◆ **Exercise details**: Pick out each line containing the string "Adventists".
Start of Information supplied
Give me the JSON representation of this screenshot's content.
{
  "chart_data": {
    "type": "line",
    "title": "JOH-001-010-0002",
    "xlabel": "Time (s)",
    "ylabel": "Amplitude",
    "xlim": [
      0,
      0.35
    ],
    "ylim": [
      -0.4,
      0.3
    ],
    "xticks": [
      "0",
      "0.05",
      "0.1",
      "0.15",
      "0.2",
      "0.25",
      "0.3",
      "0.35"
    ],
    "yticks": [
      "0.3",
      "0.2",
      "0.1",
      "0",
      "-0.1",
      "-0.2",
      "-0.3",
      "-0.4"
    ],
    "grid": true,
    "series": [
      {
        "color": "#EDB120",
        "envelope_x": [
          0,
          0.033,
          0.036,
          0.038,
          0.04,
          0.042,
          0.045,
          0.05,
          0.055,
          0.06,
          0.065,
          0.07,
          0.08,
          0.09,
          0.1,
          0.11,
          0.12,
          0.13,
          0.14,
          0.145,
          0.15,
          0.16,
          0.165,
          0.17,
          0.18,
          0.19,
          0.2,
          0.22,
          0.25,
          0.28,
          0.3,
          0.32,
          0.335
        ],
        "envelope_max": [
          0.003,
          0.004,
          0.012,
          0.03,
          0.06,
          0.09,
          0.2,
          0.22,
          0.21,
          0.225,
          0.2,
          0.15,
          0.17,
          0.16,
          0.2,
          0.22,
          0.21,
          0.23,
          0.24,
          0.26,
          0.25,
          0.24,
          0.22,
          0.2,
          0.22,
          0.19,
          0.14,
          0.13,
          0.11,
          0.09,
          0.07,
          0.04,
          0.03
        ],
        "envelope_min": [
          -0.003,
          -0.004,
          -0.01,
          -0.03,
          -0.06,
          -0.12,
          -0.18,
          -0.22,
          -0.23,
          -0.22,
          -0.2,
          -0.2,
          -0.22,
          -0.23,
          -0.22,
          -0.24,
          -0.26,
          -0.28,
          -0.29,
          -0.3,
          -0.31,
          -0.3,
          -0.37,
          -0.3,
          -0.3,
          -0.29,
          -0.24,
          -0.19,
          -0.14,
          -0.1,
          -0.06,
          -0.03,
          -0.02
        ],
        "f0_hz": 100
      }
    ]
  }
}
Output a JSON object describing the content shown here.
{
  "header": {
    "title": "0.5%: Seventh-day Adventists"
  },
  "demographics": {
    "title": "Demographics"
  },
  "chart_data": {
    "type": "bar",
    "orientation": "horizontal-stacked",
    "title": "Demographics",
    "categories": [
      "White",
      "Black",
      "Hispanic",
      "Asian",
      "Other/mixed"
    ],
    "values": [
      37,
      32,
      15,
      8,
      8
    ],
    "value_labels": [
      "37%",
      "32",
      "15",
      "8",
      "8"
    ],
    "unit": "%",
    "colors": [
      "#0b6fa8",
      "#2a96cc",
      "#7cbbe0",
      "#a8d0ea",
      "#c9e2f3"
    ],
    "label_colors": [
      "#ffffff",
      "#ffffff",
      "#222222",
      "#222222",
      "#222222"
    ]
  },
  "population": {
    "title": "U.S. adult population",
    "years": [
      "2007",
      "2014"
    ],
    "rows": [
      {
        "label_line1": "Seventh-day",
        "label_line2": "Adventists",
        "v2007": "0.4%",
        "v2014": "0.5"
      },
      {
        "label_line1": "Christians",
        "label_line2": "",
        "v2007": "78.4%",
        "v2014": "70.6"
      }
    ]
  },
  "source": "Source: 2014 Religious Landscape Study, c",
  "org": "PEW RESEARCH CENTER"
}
End of Information supplied
Start of Information supplied
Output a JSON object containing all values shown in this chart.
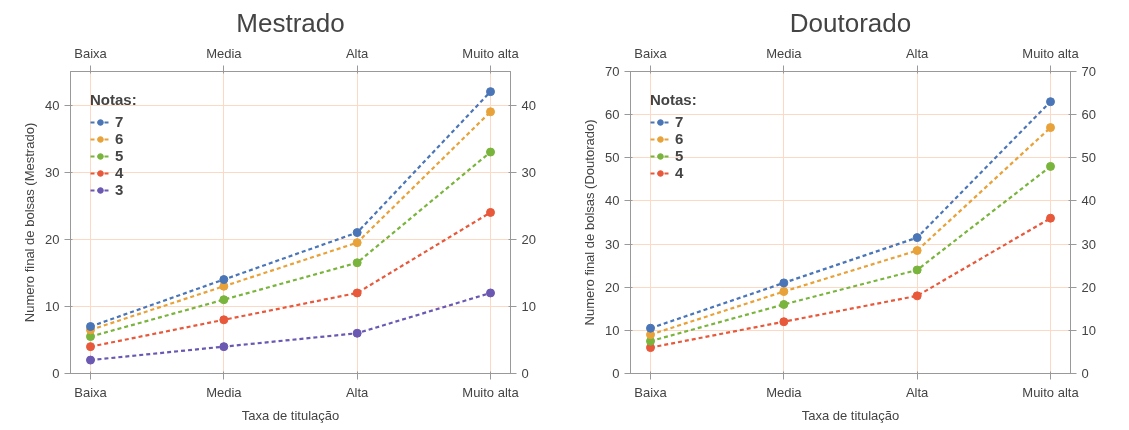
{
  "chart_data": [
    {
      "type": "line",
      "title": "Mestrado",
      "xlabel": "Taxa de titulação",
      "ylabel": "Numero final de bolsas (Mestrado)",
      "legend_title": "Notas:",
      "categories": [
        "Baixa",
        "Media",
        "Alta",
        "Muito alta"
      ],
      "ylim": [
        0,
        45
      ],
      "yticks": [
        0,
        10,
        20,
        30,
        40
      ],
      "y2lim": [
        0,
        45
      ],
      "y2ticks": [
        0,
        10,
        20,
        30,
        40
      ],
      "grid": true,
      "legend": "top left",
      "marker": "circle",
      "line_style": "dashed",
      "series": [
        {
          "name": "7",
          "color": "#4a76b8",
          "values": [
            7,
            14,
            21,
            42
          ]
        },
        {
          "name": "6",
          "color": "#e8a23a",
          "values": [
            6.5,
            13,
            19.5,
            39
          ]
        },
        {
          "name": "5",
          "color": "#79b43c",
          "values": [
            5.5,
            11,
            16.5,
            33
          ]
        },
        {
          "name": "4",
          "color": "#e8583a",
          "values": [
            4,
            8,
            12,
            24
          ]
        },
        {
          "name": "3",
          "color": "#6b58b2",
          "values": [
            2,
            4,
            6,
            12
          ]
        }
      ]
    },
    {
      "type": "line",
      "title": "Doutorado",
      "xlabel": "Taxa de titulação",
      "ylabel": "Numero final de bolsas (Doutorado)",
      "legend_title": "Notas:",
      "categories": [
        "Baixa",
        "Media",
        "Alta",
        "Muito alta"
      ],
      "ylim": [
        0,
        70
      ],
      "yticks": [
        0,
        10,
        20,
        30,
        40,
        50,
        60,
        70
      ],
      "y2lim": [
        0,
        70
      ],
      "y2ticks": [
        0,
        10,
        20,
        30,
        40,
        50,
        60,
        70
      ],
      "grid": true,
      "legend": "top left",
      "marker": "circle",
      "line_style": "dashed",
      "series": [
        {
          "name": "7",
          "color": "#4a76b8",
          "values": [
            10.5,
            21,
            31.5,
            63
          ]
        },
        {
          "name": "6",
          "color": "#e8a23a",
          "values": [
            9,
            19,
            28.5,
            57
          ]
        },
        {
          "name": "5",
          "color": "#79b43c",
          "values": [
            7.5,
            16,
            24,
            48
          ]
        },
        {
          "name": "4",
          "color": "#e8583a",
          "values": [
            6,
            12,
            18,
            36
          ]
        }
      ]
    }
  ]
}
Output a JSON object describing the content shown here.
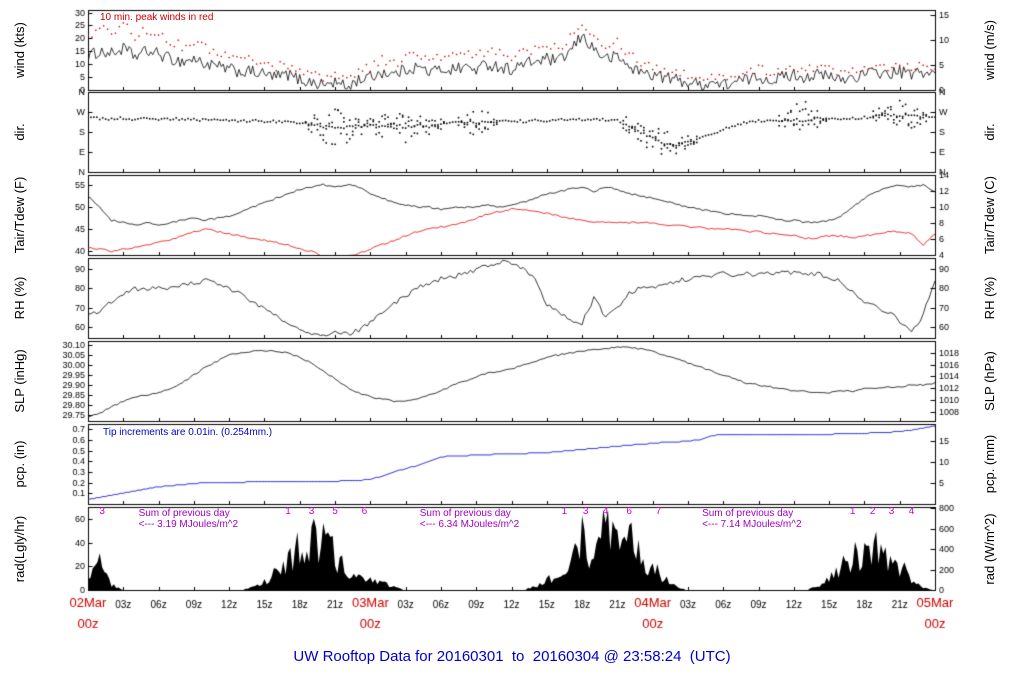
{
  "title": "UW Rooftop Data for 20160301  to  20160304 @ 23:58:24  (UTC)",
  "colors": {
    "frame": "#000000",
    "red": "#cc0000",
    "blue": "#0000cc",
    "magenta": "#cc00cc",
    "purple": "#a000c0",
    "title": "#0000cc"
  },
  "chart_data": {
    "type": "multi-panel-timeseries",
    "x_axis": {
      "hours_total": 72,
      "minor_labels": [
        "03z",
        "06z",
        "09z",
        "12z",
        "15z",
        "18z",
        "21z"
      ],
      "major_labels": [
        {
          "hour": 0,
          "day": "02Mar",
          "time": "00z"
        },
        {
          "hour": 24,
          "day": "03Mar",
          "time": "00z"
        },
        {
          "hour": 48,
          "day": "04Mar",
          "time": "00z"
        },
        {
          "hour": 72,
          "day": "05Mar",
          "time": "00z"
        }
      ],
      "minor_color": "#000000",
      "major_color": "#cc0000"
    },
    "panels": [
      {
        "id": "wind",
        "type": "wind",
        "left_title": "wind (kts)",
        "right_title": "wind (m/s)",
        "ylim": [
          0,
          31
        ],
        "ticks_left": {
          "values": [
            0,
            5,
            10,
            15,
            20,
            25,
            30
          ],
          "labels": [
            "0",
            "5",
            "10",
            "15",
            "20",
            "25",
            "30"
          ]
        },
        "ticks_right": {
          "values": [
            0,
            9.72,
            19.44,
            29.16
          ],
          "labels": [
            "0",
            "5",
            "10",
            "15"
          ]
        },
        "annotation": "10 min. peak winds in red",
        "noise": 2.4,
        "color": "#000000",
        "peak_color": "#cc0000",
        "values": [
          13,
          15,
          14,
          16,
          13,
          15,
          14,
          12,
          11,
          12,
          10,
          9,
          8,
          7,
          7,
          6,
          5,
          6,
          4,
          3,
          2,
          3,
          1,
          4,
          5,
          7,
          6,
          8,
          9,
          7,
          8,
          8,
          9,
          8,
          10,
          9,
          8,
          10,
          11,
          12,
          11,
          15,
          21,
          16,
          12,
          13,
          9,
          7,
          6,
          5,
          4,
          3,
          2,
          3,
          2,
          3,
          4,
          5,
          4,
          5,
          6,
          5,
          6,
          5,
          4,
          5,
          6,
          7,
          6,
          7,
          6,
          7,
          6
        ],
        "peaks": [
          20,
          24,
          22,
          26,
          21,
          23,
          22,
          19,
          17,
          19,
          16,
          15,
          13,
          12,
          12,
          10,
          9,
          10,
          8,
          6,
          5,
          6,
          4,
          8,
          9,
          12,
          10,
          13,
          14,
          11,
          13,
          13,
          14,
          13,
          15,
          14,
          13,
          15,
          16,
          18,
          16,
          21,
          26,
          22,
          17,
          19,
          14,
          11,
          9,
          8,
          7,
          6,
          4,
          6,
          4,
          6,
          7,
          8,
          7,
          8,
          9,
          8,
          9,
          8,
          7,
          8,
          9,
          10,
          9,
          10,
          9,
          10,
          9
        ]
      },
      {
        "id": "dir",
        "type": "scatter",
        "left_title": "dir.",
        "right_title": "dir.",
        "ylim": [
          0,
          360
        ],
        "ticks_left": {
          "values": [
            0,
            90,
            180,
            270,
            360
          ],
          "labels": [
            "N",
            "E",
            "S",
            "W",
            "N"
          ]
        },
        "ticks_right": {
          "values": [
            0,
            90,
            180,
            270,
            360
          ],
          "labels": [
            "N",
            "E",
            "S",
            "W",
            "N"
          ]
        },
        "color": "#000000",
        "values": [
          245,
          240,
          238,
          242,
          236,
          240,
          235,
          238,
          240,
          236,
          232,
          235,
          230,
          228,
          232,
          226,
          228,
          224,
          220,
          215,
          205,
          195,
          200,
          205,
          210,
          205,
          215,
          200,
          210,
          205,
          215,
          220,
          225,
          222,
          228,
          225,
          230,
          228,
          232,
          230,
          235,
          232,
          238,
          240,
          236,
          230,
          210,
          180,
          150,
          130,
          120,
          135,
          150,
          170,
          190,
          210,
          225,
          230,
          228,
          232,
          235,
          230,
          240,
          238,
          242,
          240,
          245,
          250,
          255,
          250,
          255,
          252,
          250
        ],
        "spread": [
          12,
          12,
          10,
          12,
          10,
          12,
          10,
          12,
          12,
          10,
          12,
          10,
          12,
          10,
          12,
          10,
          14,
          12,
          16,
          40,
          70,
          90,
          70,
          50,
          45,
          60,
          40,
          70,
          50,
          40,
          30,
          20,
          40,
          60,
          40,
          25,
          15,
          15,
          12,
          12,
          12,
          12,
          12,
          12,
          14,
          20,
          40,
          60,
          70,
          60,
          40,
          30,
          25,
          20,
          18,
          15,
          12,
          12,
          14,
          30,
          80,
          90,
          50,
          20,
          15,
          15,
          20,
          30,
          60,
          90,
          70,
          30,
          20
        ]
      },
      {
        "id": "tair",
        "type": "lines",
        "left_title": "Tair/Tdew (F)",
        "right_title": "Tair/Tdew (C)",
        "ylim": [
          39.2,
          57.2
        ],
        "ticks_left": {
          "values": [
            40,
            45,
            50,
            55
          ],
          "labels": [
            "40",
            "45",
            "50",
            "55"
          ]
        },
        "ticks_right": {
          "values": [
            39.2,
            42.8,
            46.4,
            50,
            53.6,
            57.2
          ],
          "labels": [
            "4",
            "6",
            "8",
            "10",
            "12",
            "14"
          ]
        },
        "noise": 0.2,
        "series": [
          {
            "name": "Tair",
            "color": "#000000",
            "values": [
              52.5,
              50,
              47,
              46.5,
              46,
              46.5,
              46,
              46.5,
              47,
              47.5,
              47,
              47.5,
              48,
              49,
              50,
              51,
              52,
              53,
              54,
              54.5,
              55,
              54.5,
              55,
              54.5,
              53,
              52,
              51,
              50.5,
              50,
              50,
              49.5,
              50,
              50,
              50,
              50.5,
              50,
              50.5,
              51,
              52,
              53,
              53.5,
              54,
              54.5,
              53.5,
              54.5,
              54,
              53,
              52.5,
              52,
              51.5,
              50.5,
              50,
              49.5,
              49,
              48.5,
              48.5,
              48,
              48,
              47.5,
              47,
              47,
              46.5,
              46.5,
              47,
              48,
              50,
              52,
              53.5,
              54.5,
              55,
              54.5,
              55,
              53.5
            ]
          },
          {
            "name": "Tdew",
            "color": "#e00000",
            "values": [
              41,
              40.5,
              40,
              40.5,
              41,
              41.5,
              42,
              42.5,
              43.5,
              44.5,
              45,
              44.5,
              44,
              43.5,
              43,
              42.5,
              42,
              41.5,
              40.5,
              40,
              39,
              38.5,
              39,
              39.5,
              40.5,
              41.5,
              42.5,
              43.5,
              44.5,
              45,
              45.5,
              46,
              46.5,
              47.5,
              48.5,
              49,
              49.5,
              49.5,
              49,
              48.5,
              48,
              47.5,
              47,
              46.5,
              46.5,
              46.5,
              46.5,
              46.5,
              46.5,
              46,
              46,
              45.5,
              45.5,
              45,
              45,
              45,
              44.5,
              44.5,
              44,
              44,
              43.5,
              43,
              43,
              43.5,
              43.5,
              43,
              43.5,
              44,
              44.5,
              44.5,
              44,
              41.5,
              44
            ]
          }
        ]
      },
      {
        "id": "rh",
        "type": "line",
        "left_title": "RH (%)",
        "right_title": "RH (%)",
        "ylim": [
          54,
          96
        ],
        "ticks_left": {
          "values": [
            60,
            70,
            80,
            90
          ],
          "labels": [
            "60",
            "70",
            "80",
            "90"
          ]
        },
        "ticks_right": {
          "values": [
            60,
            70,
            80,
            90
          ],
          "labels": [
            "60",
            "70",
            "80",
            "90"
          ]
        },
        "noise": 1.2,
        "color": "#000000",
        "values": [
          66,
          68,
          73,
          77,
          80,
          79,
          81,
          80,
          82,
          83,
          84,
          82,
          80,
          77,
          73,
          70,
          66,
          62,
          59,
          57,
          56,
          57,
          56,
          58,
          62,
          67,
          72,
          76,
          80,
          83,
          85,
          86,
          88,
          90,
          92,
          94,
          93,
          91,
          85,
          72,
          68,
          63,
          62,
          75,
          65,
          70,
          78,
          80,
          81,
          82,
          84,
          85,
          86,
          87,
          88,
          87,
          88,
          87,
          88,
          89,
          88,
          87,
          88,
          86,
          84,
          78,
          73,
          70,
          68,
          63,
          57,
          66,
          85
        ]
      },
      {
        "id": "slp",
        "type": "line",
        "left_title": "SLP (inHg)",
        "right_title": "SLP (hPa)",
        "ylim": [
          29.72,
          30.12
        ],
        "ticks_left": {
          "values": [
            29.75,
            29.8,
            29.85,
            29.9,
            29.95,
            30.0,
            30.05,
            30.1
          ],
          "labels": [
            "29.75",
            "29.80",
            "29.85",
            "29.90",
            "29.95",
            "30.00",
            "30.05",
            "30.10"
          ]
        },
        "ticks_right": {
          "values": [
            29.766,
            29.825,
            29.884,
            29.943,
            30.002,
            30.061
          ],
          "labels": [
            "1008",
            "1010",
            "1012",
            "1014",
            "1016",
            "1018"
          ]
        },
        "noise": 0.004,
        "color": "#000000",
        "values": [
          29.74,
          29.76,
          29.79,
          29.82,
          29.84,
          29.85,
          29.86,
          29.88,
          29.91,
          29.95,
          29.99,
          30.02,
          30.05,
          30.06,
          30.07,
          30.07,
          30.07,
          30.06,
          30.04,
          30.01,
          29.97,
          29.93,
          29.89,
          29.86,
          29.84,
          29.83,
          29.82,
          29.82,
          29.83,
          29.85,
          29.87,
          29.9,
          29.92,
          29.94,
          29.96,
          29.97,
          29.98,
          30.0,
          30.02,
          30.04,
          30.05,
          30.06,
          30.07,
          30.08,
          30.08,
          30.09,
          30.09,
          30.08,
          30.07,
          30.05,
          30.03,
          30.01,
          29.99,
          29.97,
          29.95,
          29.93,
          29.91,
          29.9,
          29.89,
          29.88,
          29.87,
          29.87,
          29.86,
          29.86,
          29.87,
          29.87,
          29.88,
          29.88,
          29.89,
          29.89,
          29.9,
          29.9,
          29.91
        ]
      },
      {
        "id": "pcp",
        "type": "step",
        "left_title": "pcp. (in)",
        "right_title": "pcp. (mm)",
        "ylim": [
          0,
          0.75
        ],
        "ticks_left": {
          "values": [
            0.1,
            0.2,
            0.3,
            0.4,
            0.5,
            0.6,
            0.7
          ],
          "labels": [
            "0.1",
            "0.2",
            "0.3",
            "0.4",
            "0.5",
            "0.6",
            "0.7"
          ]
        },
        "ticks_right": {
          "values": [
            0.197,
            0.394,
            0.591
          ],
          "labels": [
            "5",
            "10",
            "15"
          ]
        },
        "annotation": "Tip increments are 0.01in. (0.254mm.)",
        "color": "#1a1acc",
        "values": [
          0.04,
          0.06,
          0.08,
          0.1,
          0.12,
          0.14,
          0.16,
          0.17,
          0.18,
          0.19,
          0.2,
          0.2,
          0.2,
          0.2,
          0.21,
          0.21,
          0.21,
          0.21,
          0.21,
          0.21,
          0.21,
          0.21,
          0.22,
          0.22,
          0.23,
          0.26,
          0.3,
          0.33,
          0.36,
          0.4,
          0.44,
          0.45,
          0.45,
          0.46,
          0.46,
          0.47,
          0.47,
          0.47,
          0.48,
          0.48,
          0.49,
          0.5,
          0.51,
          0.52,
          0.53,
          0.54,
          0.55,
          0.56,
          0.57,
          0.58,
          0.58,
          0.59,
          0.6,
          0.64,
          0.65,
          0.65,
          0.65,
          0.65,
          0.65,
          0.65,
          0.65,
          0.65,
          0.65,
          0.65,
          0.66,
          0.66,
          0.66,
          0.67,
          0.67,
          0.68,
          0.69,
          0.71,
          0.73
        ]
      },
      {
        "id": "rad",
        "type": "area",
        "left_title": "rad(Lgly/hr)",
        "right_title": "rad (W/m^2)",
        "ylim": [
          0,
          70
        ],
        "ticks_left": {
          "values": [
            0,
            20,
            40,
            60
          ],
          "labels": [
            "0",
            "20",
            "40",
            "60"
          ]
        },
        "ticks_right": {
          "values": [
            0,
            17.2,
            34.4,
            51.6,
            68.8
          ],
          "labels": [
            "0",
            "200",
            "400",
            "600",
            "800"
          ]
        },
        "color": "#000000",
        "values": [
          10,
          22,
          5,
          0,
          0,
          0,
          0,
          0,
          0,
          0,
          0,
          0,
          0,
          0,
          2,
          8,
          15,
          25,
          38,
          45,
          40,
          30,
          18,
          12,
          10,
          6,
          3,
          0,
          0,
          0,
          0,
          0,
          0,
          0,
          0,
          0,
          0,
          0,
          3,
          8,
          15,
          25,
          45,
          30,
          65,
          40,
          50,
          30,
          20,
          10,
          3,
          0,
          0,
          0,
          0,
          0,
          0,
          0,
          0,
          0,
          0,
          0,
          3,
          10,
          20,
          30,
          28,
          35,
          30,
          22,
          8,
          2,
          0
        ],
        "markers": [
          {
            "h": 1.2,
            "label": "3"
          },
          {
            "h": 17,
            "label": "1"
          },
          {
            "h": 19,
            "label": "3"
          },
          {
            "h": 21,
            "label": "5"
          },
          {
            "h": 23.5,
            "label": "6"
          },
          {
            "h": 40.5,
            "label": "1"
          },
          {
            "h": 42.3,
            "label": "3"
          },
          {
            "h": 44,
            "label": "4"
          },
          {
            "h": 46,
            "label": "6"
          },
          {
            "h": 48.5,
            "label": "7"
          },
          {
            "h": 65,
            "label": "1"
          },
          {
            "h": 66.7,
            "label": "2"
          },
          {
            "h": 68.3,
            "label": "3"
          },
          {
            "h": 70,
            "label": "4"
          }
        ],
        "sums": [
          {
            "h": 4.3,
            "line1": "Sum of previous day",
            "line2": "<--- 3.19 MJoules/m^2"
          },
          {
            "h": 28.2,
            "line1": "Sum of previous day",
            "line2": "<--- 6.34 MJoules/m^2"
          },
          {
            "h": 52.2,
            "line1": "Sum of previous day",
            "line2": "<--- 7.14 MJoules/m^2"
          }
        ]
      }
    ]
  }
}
End of Information supplied
◆ **Answer to the exercise**:
    "title": "0.5%: Seventh-day Adventists"
        "label_line2": "Adventists",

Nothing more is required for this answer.